[Records to process]
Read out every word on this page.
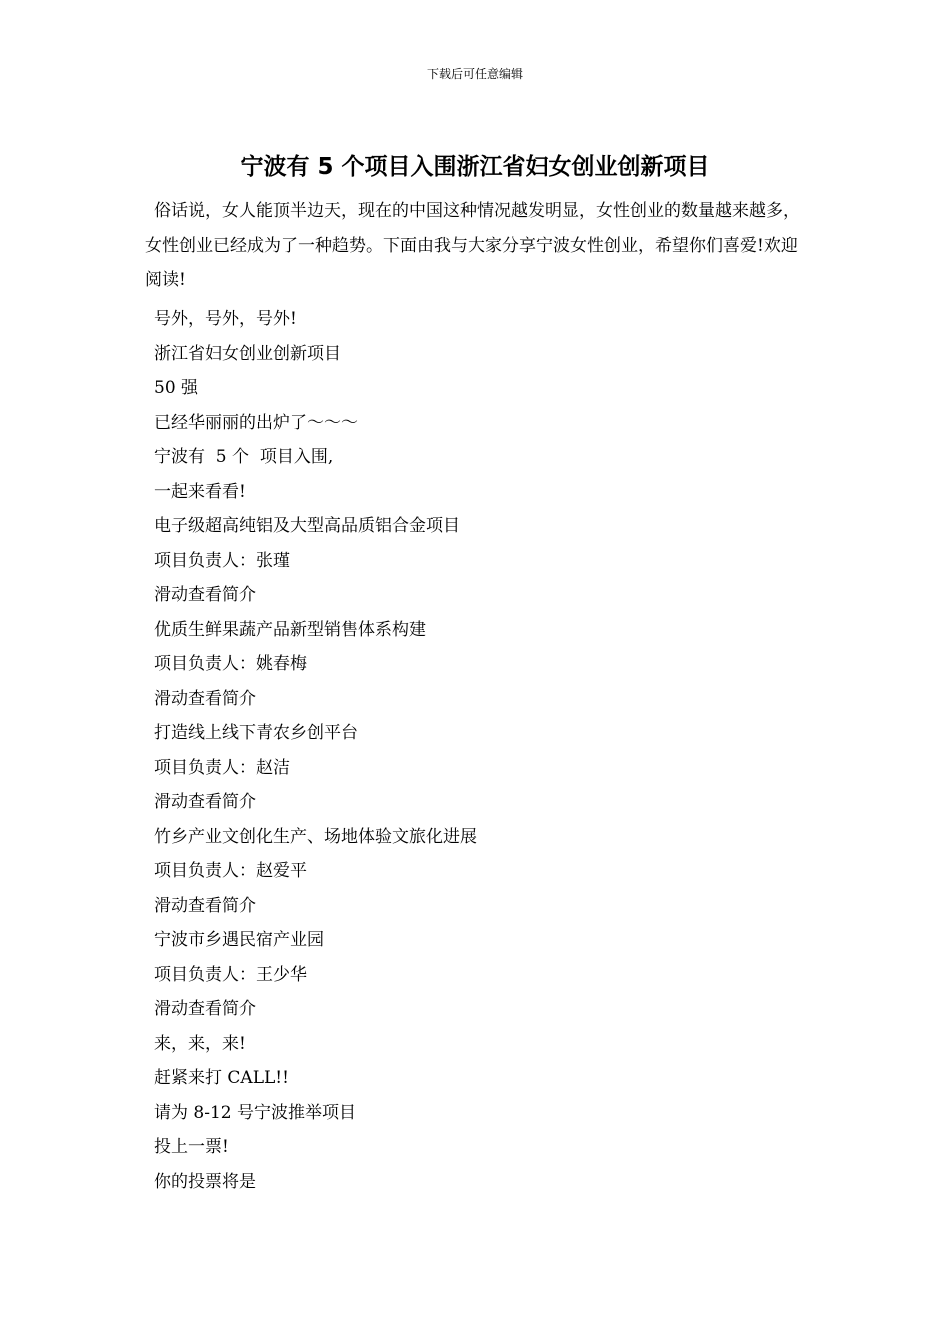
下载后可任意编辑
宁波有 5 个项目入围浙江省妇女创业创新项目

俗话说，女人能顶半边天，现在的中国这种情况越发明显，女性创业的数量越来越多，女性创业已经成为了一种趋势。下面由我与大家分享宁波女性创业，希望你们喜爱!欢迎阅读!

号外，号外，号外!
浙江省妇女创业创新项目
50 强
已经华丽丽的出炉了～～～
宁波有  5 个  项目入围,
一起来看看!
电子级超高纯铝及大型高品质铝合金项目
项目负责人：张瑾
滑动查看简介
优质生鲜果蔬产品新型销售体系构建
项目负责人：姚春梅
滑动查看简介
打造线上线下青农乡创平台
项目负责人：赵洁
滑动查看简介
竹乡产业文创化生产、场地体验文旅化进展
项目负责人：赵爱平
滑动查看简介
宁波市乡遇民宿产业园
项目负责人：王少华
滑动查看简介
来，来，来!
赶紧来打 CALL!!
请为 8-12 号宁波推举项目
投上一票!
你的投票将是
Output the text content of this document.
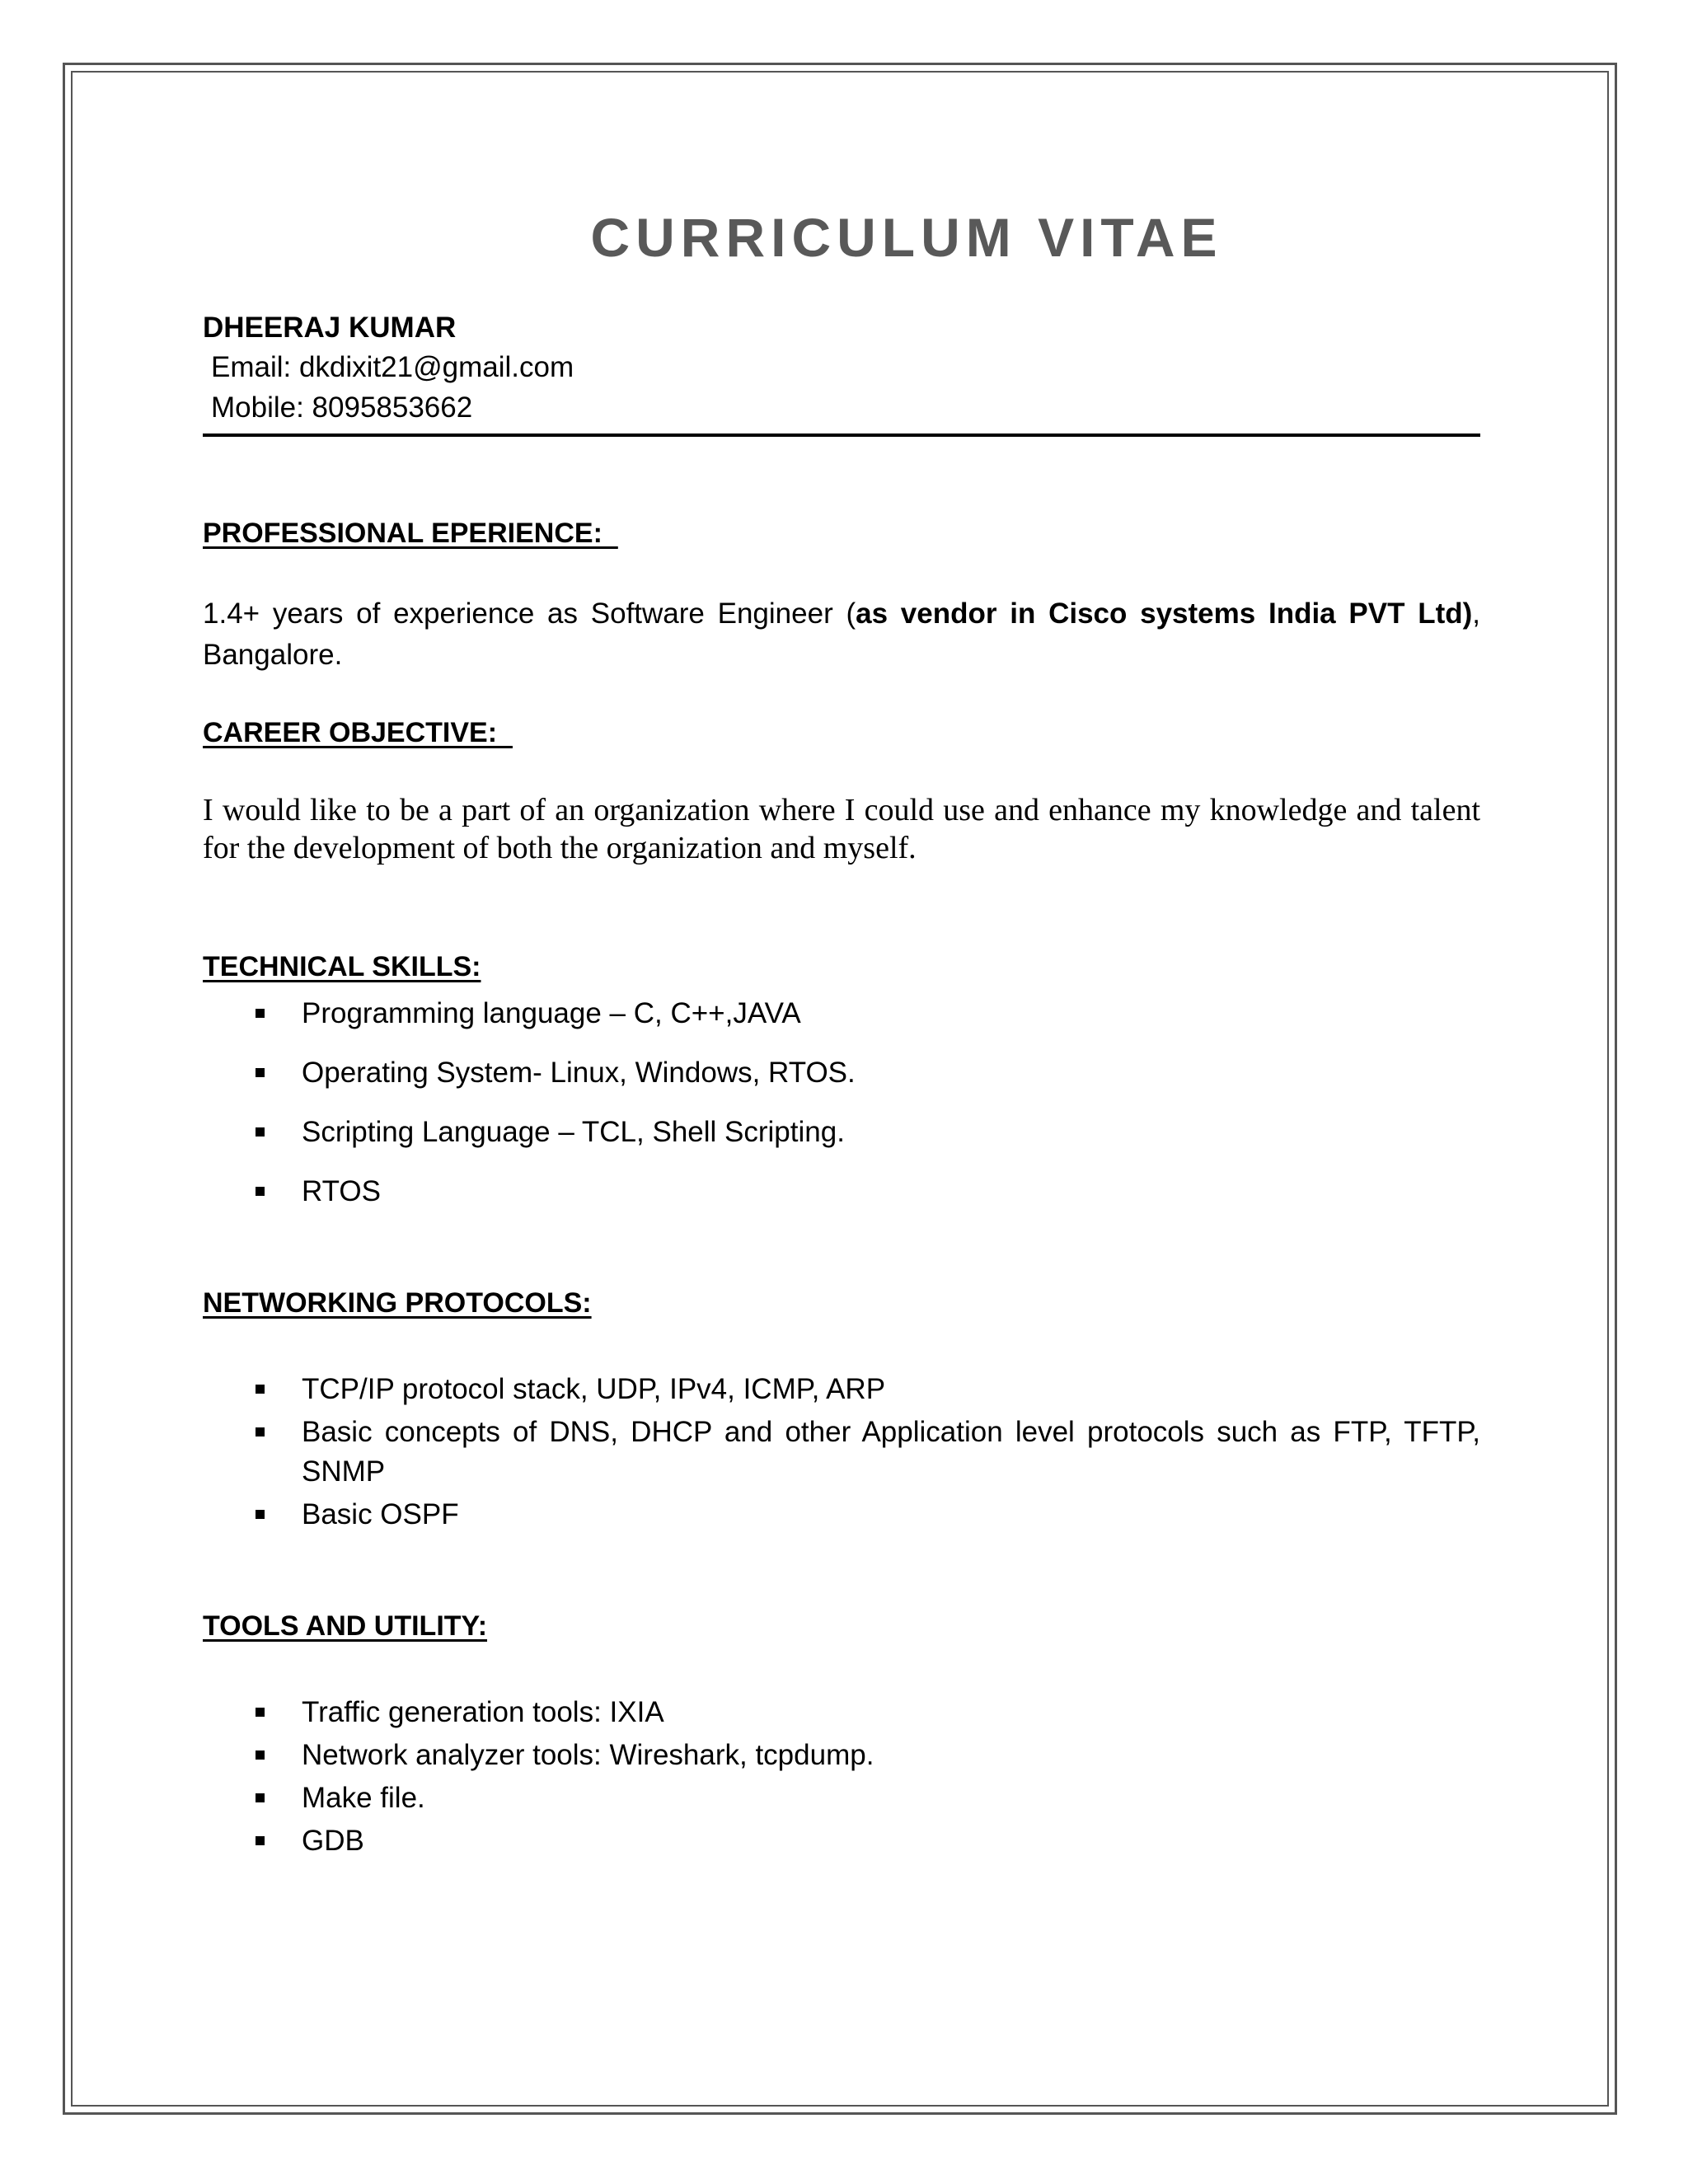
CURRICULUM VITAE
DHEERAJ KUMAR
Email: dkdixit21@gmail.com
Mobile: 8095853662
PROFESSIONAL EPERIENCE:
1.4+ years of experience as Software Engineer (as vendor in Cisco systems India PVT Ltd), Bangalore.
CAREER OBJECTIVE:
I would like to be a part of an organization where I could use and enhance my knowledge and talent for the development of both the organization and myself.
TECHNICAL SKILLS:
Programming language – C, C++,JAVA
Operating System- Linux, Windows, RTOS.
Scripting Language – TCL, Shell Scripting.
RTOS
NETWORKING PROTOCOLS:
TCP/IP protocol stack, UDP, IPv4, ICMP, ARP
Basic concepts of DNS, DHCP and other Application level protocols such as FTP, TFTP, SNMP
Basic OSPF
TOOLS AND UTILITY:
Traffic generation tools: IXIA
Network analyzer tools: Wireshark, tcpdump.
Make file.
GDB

[What you have to do]
Copy out the listing exactly as it stands, but not the pictures.

[Solution to the exercise]
Read out every word on this page.
下载后可任意编辑
宁波有 5 个项目入围浙江省妇女创业创新项目

俗话说，女人能顶半边天，现在的中国这种情况越发明显，女性创业的数量越来越多，女性创业已经成为了一种趋势。下面由我与大家分享宁波女性创业，希望你们喜爱!欢迎阅读!

号外，号外，号外!
浙江省妇女创业创新项目
50 强
已经华丽丽的出炉了～～～
宁波有  5 个  项目入围,
一起来看看!
电子级超高纯铝及大型高品质铝合金项目
项目负责人：张瑾
滑动查看简介
优质生鲜果蔬产品新型销售体系构建
项目负责人：姚春梅
滑动查看简介
打造线上线下青农乡创平台
项目负责人：赵洁
滑动查看简介
竹乡产业文创化生产、场地体验文旅化进展
项目负责人：赵爱平
滑动查看简介
宁波市乡遇民宿产业园
项目负责人：王少华
滑动查看简介
来，来，来!
赶紧来打 CALL!!
请为 8-12 号宁波推举项目
投上一票!
你的投票将是
Output the text content of this document.
CURRICULUM VITAE
DHEERAJ KUMAR
Email: dkdixit21@gmail.com
Mobile: 8095853662
PROFESSIONAL EPERIENCE:
1.4+ years of experience as Software Engineer (as vendor in Cisco systems India PVT Ltd), Bangalore.
CAREER OBJECTIVE:
I would like to be a part of an organization where I could use and enhance my knowledge and talent for the development of both the organization and myself.
TECHNICAL SKILLS:
Programming language – C, C++,JAVA
Operating System- Linux, Windows, RTOS.
Scripting Language – TCL, Shell Scripting.
RTOS
NETWORKING PROTOCOLS:
TCP/IP protocol stack, UDP, IPv4, ICMP, ARP
Basic concepts of DNS, DHCP and other Application level protocols such as FTP, TFTP, SNMP
Basic OSPF
TOOLS AND UTILITY:
Traffic generation tools: IXIA
Network analyzer tools: Wireshark, tcpdump.
Make file.
GDB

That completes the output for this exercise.